On Turning Thirty

Today is my last day as a twenty-something. I’m still not quite sure how I feel about that. I guess it doesn’t matter. Whether I am ready for it or not, the sun will rise tomorrow and I will be thirty.

It’s better than the alternative, right? Turning thirty is better than not turning thirty. If I really think about it, age is really just a human construct anyway. Yes, our bodies get older, but the number is essentially meaningless. Thirty has no more significance than twenty-seven or thirty-one. I know better than to get caught up in marketing. My best friend has already  left her twenties behind, as has my PH. It wasn’t a big deal for either of them. And yet…

In last year’s pre-birthday post I talked about how for the first time, I finally felt like an grown up. Even though my furniture still doesn’t match and I still wear jeans with holes in the knees. This isn’t always true. Feelings of adulthood come and go. Oddly enough, I think Shiva’s presence made the largest impact on my maturity levels. I can’t just run off to the mall on a aprés-work shopping spree any more. When one is responsible for a very demanding living creature, one’s priorities are forced to change.

* **Data supplied**
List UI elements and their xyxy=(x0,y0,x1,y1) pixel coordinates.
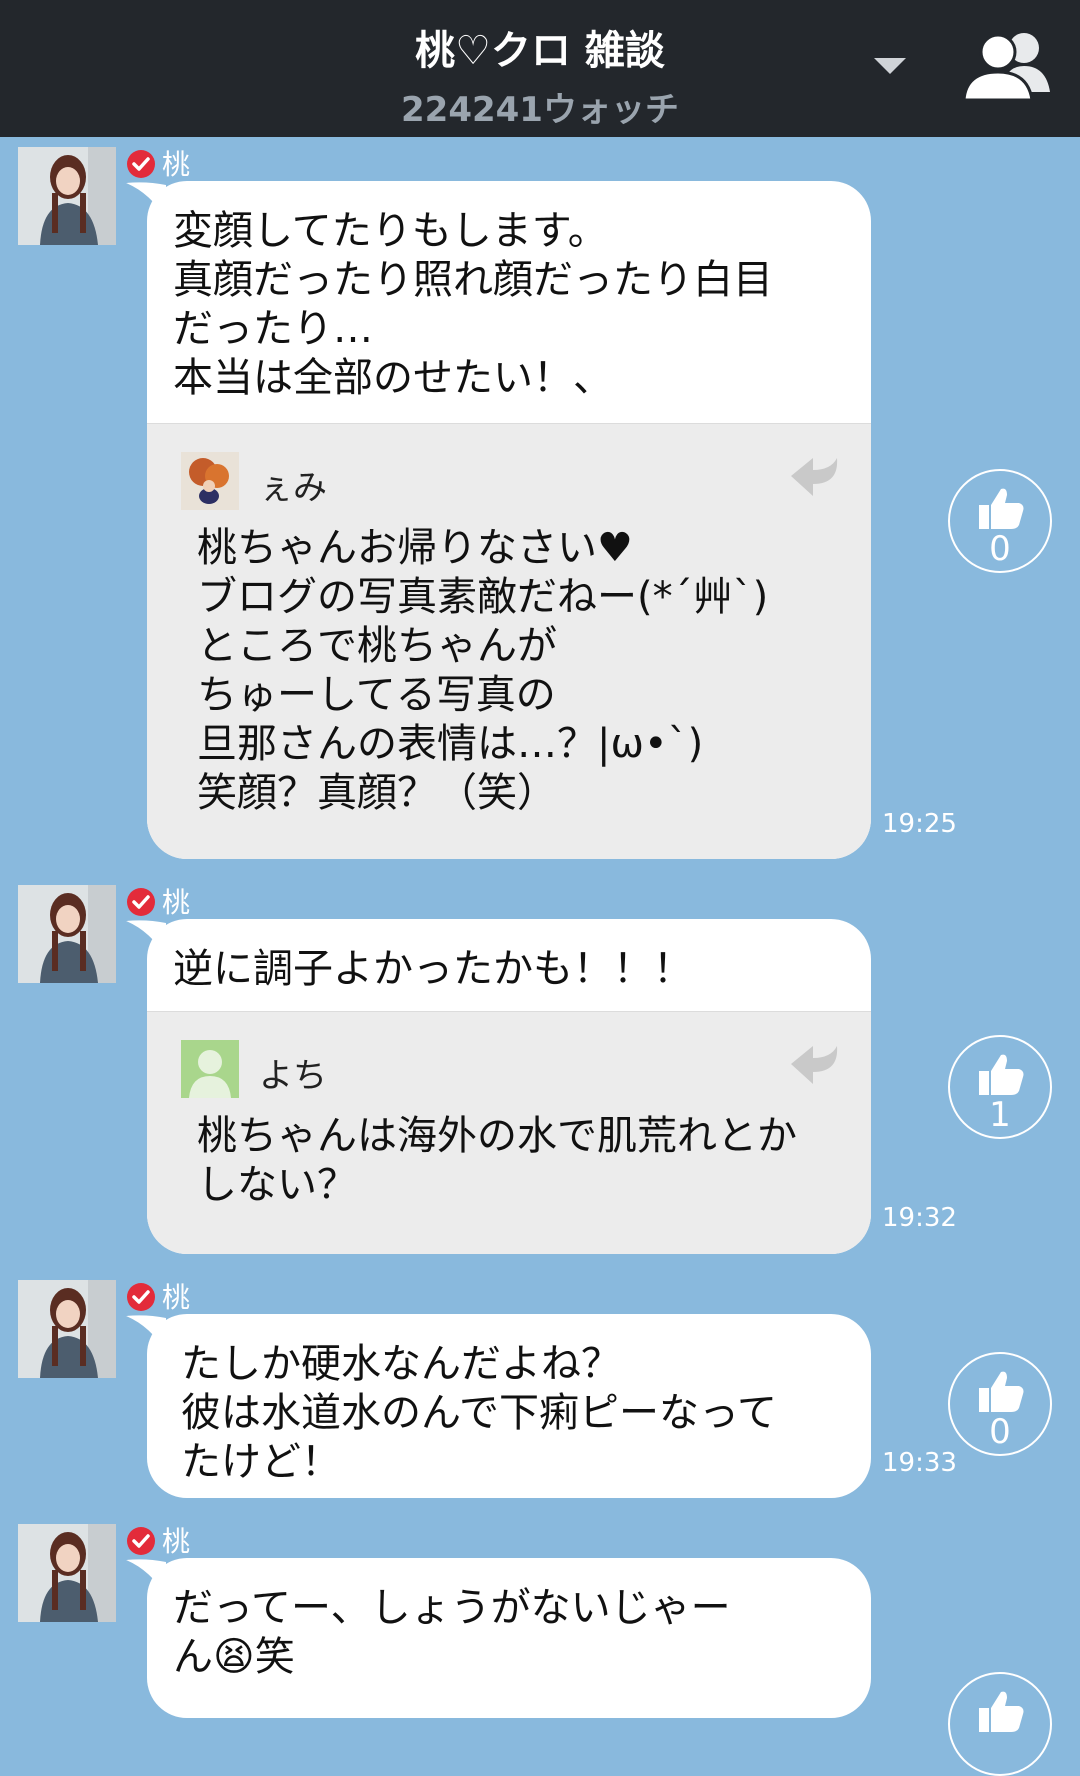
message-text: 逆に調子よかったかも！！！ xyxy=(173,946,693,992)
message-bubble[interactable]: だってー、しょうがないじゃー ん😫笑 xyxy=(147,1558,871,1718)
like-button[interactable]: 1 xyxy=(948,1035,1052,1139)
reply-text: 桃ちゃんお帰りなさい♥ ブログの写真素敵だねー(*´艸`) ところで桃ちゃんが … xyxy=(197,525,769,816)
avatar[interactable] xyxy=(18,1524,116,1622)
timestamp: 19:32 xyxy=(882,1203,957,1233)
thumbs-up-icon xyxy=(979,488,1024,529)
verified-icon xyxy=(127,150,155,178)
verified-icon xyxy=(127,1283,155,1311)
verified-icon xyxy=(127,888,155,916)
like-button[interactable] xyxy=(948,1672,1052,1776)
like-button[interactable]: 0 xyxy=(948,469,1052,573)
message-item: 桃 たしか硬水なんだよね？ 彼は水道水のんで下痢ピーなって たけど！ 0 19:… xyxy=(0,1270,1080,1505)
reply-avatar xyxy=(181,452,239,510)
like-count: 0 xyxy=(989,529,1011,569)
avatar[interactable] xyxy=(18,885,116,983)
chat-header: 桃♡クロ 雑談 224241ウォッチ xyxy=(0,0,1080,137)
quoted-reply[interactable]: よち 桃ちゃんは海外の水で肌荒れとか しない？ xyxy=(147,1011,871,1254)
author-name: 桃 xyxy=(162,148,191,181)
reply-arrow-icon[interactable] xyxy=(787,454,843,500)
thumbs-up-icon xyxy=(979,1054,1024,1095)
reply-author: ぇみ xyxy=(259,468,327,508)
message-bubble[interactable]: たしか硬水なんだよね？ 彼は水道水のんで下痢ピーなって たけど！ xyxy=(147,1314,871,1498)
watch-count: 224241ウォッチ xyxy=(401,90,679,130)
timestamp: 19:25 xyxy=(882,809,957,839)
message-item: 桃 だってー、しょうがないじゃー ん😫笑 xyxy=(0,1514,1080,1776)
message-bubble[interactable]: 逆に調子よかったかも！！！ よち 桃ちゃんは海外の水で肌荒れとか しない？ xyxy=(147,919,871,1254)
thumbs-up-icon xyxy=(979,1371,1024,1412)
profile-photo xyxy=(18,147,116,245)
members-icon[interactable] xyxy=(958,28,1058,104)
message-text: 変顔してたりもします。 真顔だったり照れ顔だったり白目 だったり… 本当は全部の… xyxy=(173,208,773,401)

* **Work instructions**
A: Say whether each statement agrees with the essay on turning thirty, answering yes or no and quoting the deciding words: (i) The writer says thirty has more significance than thirty-one. (ii) The writer says feelings of adulthood come and go. (iii) The writer still wears jeans with holes in the knees.
B: Carry on the essay on turning thirty, starting right after its last sentence.
The data were drawn from a different source than the essay.

* **Results for the exercise**
A:
(i) No: "Thirty has no more significance than twenty-seven or thirty-one."
(ii) Yes: "Feelings of adulthood come and go."
(iii) Yes: "I still wear jeans with holes in the knees."

B:
Of course, this doesn’t stop me from wanting to indulge in a good tantrum every once in a while. Which is fine. I can’t be all trimmed hair and getting my taxes done before the deadline all the time, right? Like one of my favourite bloggers recently said “show me a person who doesn’t still feel about fifteen in their own head and I’ll show you a person I probably wouldn’t want to have a beer with”.

For the record, I didn’t send in my taxes until July last year. Does this mean my adult membership card is revoked?

So… Thirty. Yeah. Everyone keeps telling me how much the next decade is going to rock, how being in your twenties is sucky and awful and now that I’m older I know myself so much better and things are just going to slide into place. I’m not so sure I believe these people. If you’ve read this blog at all you’ll now I’m not really a sliding into place kind of gal.

The only thing I am sure of is that the third decade of my life, especially the last few years of it, was a heck of a lot better than the first two. Not that being in my twenties was super magical party times but it beat being a teenager. I remember on my eighteenth birthday I was in despair because I wanted to be seventeen forever. Thankfully that particular wish didn’t come true. To totally rip off Margaret Atwood, the only people who think childhood is wonderful are the ones who have blocked out the memories. I’m thinking if I keep on this same trend, being in my thirties might be better than being in my twenties.

I guess I’m gonna find out.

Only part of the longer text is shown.